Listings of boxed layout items
------
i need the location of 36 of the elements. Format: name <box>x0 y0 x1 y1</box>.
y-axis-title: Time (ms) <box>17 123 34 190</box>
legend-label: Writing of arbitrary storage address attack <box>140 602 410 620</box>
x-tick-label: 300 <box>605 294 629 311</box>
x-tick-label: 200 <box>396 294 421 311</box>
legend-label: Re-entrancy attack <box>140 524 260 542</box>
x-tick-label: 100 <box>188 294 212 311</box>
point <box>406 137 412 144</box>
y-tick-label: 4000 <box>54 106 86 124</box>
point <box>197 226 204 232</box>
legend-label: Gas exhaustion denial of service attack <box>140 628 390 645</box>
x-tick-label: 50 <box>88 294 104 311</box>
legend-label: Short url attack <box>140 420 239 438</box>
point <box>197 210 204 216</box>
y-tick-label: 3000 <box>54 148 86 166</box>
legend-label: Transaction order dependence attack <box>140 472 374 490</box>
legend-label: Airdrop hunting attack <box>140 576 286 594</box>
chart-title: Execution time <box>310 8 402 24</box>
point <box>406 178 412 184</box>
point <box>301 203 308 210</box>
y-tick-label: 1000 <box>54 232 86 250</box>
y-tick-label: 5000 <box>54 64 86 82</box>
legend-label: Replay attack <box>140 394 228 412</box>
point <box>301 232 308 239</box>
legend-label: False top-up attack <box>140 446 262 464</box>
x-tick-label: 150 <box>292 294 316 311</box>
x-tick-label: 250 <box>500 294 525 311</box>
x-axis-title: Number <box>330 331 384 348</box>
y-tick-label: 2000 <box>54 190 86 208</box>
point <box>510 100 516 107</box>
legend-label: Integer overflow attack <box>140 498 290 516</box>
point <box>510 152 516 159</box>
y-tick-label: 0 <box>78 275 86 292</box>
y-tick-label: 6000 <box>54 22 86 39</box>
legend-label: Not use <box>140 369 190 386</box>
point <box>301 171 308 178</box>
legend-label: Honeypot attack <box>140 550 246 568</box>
------
GIVEN EXERCISE
Output the data above verbatim, reproducing every line without any change.

TASK SOLUTION
i need the location of 36 of the elements. Format: name <box>x0 y0 x1 y1</box>.
y-axis-title: Time (ms) <box>17 123 34 190</box>
legend-label: Writing of arbitrary storage address attack <box>140 602 410 620</box>
x-tick-label: 300 <box>605 294 629 311</box>
x-tick-label: 200 <box>396 294 421 311</box>
legend-label: Re-entrancy attack <box>140 524 260 542</box>
x-tick-label: 100 <box>188 294 212 311</box>
point <box>406 137 412 144</box>
y-tick-label: 4000 <box>54 106 86 124</box>
point <box>197 226 204 232</box>
legend-label: Gas exhaustion denial of service attack <box>140 628 390 645</box>
x-tick-label: 50 <box>88 294 104 311</box>
legend-label: Short url attack <box>140 420 239 438</box>
point <box>197 210 204 216</box>
y-tick-label: 3000 <box>54 148 86 166</box>
legend-label: Transaction order dependence attack <box>140 472 374 490</box>
legend-label: Airdrop hunting attack <box>140 576 286 594</box>
chart-title: Execution time <box>310 8 402 24</box>
point <box>406 178 412 184</box>
point <box>301 203 308 210</box>
y-tick-label: 1000 <box>54 232 86 250</box>
y-tick-label: 5000 <box>54 64 86 82</box>
legend-label: Replay attack <box>140 394 228 412</box>
point <box>301 232 308 239</box>
legend-label: False top-up attack <box>140 446 262 464</box>
x-tick-label: 150 <box>292 294 316 311</box>
x-tick-label: 250 <box>500 294 525 311</box>
x-axis-title: Number <box>330 331 384 348</box>
y-tick-label: 2000 <box>54 190 86 208</box>
point <box>510 100 516 107</box>
legend-label: Integer overflow attack <box>140 498 290 516</box>
point <box>510 152 516 159</box>
y-tick-label: 0 <box>78 275 86 292</box>
y-tick-label: 6000 <box>54 22 86 39</box>
legend-label: Not use <box>140 369 190 386</box>
point <box>301 171 308 178</box>
legend-label: Honeypot attack <box>140 550 246 568</box>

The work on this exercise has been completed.